Data entries for graphics:

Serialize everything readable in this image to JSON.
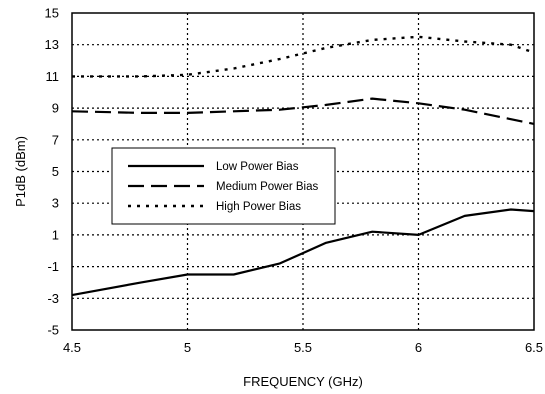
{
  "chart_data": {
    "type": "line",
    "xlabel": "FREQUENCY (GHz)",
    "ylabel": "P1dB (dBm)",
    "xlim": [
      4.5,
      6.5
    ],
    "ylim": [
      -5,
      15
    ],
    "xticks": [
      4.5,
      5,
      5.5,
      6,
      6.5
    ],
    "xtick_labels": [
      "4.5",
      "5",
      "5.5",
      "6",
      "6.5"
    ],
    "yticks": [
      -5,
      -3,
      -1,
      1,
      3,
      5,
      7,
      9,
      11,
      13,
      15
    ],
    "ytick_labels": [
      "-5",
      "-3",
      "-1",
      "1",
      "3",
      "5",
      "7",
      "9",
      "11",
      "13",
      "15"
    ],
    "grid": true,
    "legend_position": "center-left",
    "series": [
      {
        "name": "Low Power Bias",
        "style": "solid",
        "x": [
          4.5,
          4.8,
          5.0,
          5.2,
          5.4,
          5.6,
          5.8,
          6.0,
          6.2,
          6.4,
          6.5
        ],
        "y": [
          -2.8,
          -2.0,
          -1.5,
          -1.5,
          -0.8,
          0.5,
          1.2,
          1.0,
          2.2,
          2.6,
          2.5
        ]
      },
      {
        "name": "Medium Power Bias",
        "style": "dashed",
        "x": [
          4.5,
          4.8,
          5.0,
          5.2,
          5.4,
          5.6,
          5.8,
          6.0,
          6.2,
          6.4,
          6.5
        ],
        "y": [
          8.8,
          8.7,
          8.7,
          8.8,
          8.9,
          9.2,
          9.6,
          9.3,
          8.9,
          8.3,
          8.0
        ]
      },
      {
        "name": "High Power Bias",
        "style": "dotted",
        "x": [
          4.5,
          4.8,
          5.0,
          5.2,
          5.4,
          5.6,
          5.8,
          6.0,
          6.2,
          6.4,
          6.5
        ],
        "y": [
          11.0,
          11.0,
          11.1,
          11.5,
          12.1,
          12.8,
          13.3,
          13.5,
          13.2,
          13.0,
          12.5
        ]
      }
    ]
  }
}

◆ Exercise description ◆
The pictures in the entries should be left out; output everything else exactly.

◆ Solution for this exercise ◆
Serialize everything readable in this image to JSON.
{
  "chart_data": {
    "type": "line",
    "xlabel": "FREQUENCY (GHz)",
    "ylabel": "P1dB (dBm)",
    "xlim": [
      4.5,
      6.5
    ],
    "ylim": [
      -5,
      15
    ],
    "xticks": [
      4.5,
      5,
      5.5,
      6,
      6.5
    ],
    "xtick_labels": [
      "4.5",
      "5",
      "5.5",
      "6",
      "6.5"
    ],
    "yticks": [
      -5,
      -3,
      -1,
      1,
      3,
      5,
      7,
      9,
      11,
      13,
      15
    ],
    "ytick_labels": [
      "-5",
      "-3",
      "-1",
      "1",
      "3",
      "5",
      "7",
      "9",
      "11",
      "13",
      "15"
    ],
    "grid": true,
    "legend_position": "center-left",
    "series": [
      {
        "name": "Low Power Bias",
        "style": "solid",
        "x": [
          4.5,
          4.8,
          5.0,
          5.2,
          5.4,
          5.6,
          5.8,
          6.0,
          6.2,
          6.4,
          6.5
        ],
        "y": [
          -2.8,
          -2.0,
          -1.5,
          -1.5,
          -0.8,
          0.5,
          1.2,
          1.0,
          2.2,
          2.6,
          2.5
        ]
      },
      {
        "name": "Medium Power Bias",
        "style": "dashed",
        "x": [
          4.5,
          4.8,
          5.0,
          5.2,
          5.4,
          5.6,
          5.8,
          6.0,
          6.2,
          6.4,
          6.5
        ],
        "y": [
          8.8,
          8.7,
          8.7,
          8.8,
          8.9,
          9.2,
          9.6,
          9.3,
          8.9,
          8.3,
          8.0
        ]
      },
      {
        "name": "High Power Bias",
        "style": "dotted",
        "x": [
          4.5,
          4.8,
          5.0,
          5.2,
          5.4,
          5.6,
          5.8,
          6.0,
          6.2,
          6.4,
          6.5
        ],
        "y": [
          11.0,
          11.0,
          11.1,
          11.5,
          12.1,
          12.8,
          13.3,
          13.5,
          13.2,
          13.0,
          12.5
        ]
      }
    ]
  }
}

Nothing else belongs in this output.